↓

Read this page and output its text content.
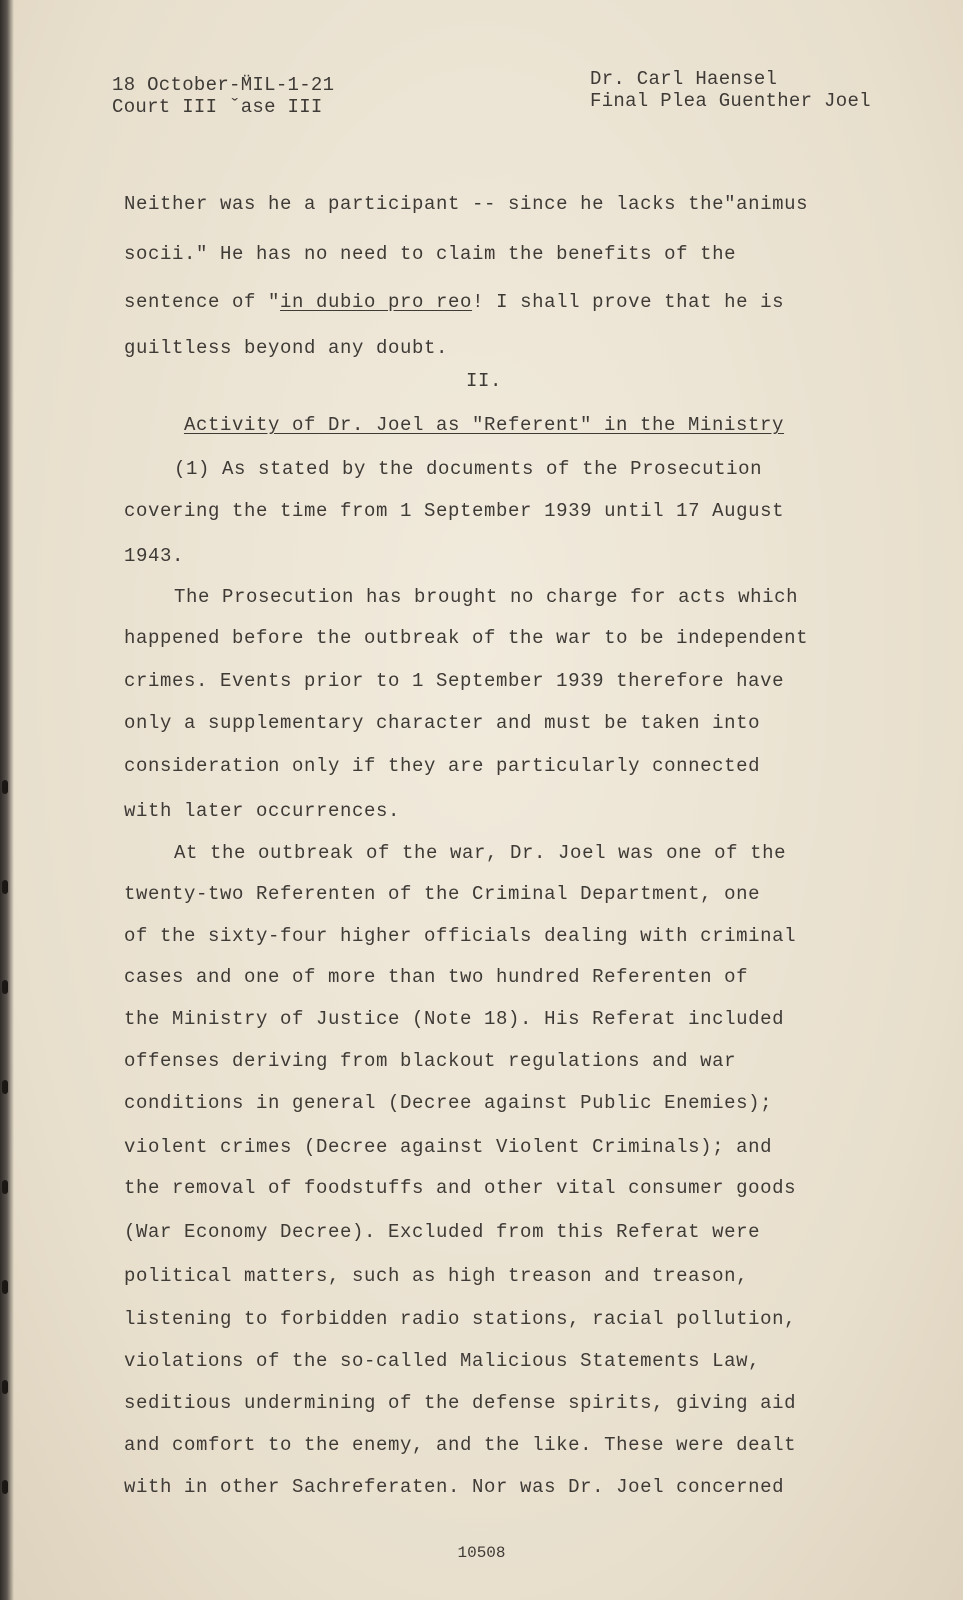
18 October-M̈IL-1-21
Court III ˇase III
Dr. Carl Haensel
Final Plea Guenther Joel
Neither was he a participant -- since he lacks the"animus
socii." He has no need to claim the benefits of the
sentence of "in dubio pro reo! I shall prove that he is
guiltless beyond any doubt.
II.
Activity of Dr. Joel as "Referent" in the Ministry
(1) As stated by the documents of the Prosecution
covering the time from 1 September 1939 until 17 August
1943.
The Prosecution has brought no charge for acts which
happened before the outbreak of the war to be independent
crimes. Events prior to 1 September 1939 therefore have
only a supplementary character and must be taken into
consideration only if they are particularly connected
with later occurrences.
At the outbreak of the war, Dr. Joel was one of the
twenty-two Referenten of the Criminal Department, one
of the sixty-four higher officials dealing with criminal
cases and one of more than two hundred Referenten of
the Ministry of Justice (Note 18). His Referat included
offenses deriving from blackout regulations and war
conditions in general (Decree against Public Enemies);
violent crimes (Decree against Violent Criminals); and
the removal of foodstuffs and other vital consumer goods
(War Economy Decree). Excluded from this Referat were
political matters, such as high treason and treason,
listening to forbidden radio stations, racial pollution,
violations of the so-called Malicious Statements Law,
seditious undermining of the defense spirits, giving aid
and comfort to the enemy, and the like. These were dealt
with in other Sachreferaten. Nor was Dr. Joel concerned
10508
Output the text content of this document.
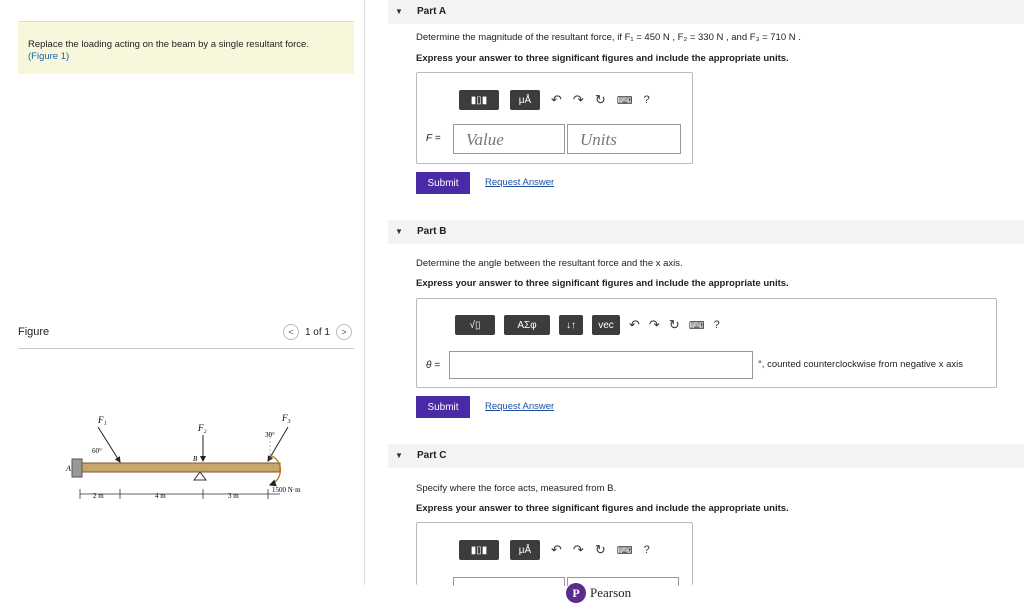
Replace the loading acting on the beam by a single resultant force.
(Figure 1)
Figure	<	1 of 1	>
F₁
F₂
F₃
60°
30°
A
B
2 m	4 m	3 m
1500 N·m
▼ Part A
Determine the magnitude of the resultant force, if F₁ = 450 N , F₂ = 330 N , and F₃ = 710 N .
Express your answer to three significant figures and include the appropriate units.
▮▯▮	μÅ	↶ ↷ ↻ ⌨ ?
F =	Value	Units
Submit	Request Answer
▼ Part B
Determine the angle between the resultant force and the x axis.
Express your answer to three significant figures and include the appropriate units.
√▯	ΑΣφ	↓↑	vec	↶ ↷ ↻ ⌨ ?
θ =	°, counted counterclockwise from negative x axis
Submit	Request Answer
▼ Part C
Specify where the force acts, measured from B.
Express your answer to three significant figures and include the appropriate units.
▮▯▮	μÅ	↶ ↷ ↻ ⌨ ?
P Pearson
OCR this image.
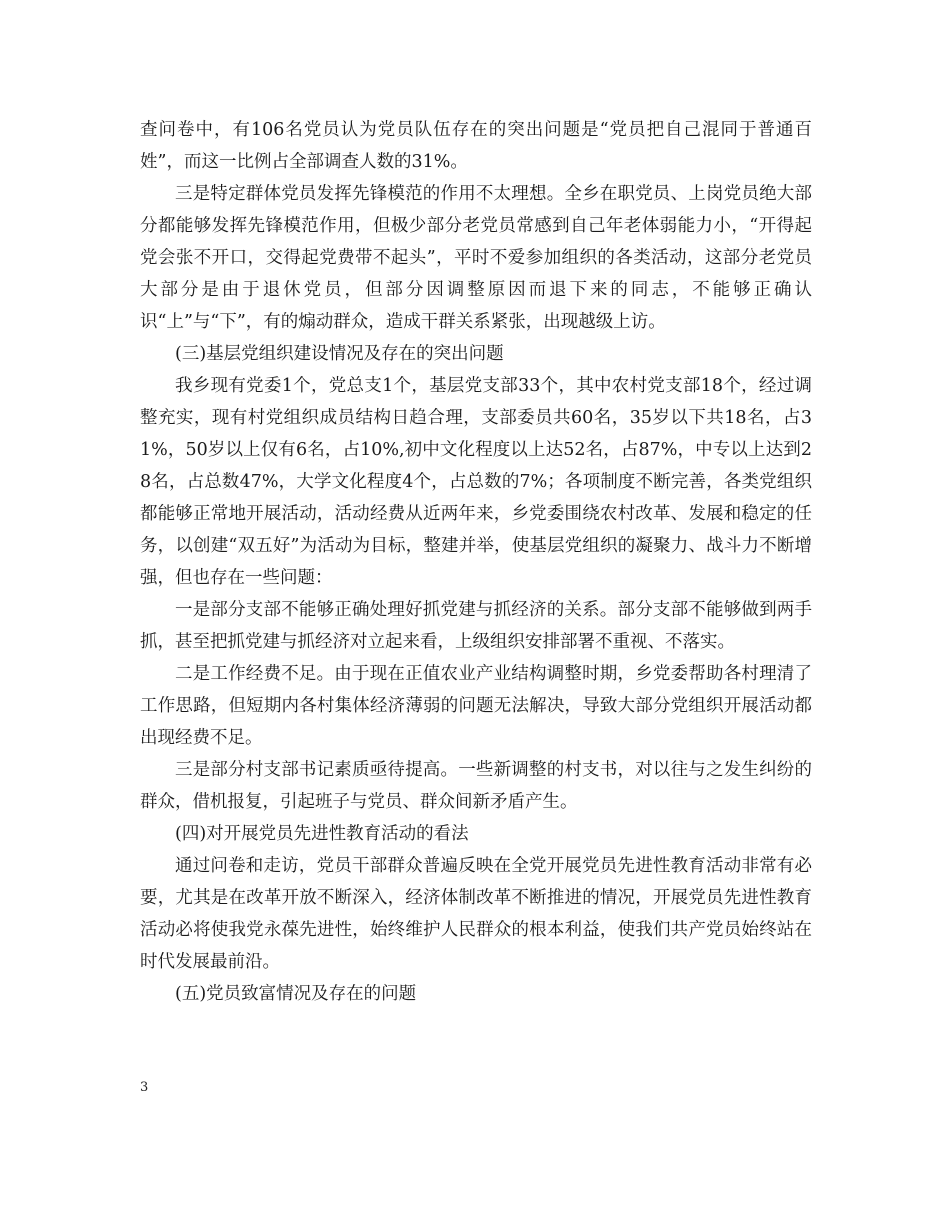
查问卷中，有106名党员认为党员队伍存在的突出问题是“党员把自己混同于普通百姓”，而这一比例占全部调查人数的31%。

三是特定群体党员发挥先锋模范的作用不太理想。全乡在职党员、上岗党员绝大部分都能够发挥先锋模范作用，但极少部分老党员常感到自己年老体弱能力小，“开得起党会张不开口，交得起党费带不起头”，平时不爱参加组织的各类活动，这部分老党员大部分是由于退休党员，但部分因调整原因而退下来的同志，不能够正确认识“上”与“下”，有的煽动群众，造成干群关系紧张，出现越级上访。

(三)基层党组织建设情况及存在的突出问题

我乡现有党委1个，党总支1个，基层党支部33个，其中农村党支部18个，经过调整充实，现有村党组织成员结构日趋合理，支部委员共60名，35岁以下共18名，占31%，50岁以上仅有6名，占10%,初中文化程度以上达52名，占87%，中专以上达到28名，占总数47%，大学文化程度4个，占总数的7%；各项制度不断完善，各类党组织都能够正常地开展活动，活动经费从近两年来，乡党委围绕农村改革、发展和稳定的任务，以创建“双五好”为活动为目标，整建并举，使基层党组织的凝聚力、战斗力不断增强，但也存在一些问题：

一是部分支部不能够正确处理好抓党建与抓经济的关系。部分支部不能够做到两手抓，甚至把抓党建与抓经济对立起来看，上级组织安排部署不重视、不落实。

二是工作经费不足。由于现在正值农业产业结构调整时期，乡党委帮助各村理清了工作思路，但短期内各村集体经济薄弱的问题无法解决，导致大部分党组织开展活动都出现经费不足。

三是部分村支部书记素质亟待提高。一些新调整的村支书，对以往与之发生纠纷的群众，借机报复，引起班子与党员、群众间新矛盾产生。

(四)对开展党员先进性教育活动的看法

通过问卷和走访，党员干部群众普遍反映在全党开展党员先进性教育活动非常有必要，尤其是在改革开放不断深入，经济体制改革不断推进的情况，开展党员先进性教育活动必将使我党永葆先进性，始终维护人民群众的根本利益，使我们共产党员始终站在时代发展最前沿。

(五)党员致富情况及存在的问题

3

↑

WRITTEN PROBLEM> Print exactly the span of lines that begins with the line containing "OCR this image." and ends with the last line of the listing, with no pictures.

TASK ANSWER>
OCR this image.
查问卷中，有106名党员认为党员队伍存在的突出问题是“党员把自己混同于普通百姓”，而这一比例占全部调查人数的31%。

三是特定群体党员发挥先锋模范的作用不太理想。全乡在职党员、上岗党员绝大部分都能够发挥先锋模范作用，但极少部分老党员常感到自己年老体弱能力小，“开得起党会张不开口，交得起党费带不起头”，平时不爱参加组织的各类活动，这部分老党员大部分是由于退休党员，但部分因调整原因而退下来的同志，不能够正确认识“上”与“下”，有的煽动群众，造成干群关系紧张，出现越级上访。

(三)基层党组织建设情况及存在的突出问题

我乡现有党委1个，党总支1个，基层党支部33个，其中农村党支部18个，经过调整充实，现有村党组织成员结构日趋合理，支部委员共60名，35岁以下共18名，占31%，50岁以上仅有6名，占10%,初中文化程度以上达52名，占87%，中专以上达到28名，占总数47%，大学文化程度4个，占总数的7%；各项制度不断完善，各类党组织都能够正常地开展活动，活动经费从近两年来，乡党委围绕农村改革、发展和稳定的任务，以创建“双五好”为活动为目标，整建并举，使基层党组织的凝聚力、战斗力不断增强，但也存在一些问题：

一是部分支部不能够正确处理好抓党建与抓经济的关系。部分支部不能够做到两手抓，甚至把抓党建与抓经济对立起来看，上级组织安排部署不重视、不落实。

二是工作经费不足。由于现在正值农业产业结构调整时期，乡党委帮助各村理清了工作思路，但短期内各村集体经济薄弱的问题无法解决，导致大部分党组织开展活动都出现经费不足。

三是部分村支部书记素质亟待提高。一些新调整的村支书，对以往与之发生纠纷的群众，借机报复，引起班子与党员、群众间新矛盾产生。

(四)对开展党员先进性教育活动的看法

通过问卷和走访，党员干部群众普遍反映在全党开展党员先进性教育活动非常有必要，尤其是在改革开放不断深入，经济体制改革不断推进的情况，开展党员先进性教育活动必将使我党永葆先进性，始终维护人民群众的根本利益，使我们共产党员始终站在时代发展最前沿。

(五)党员致富情况及存在的问题

3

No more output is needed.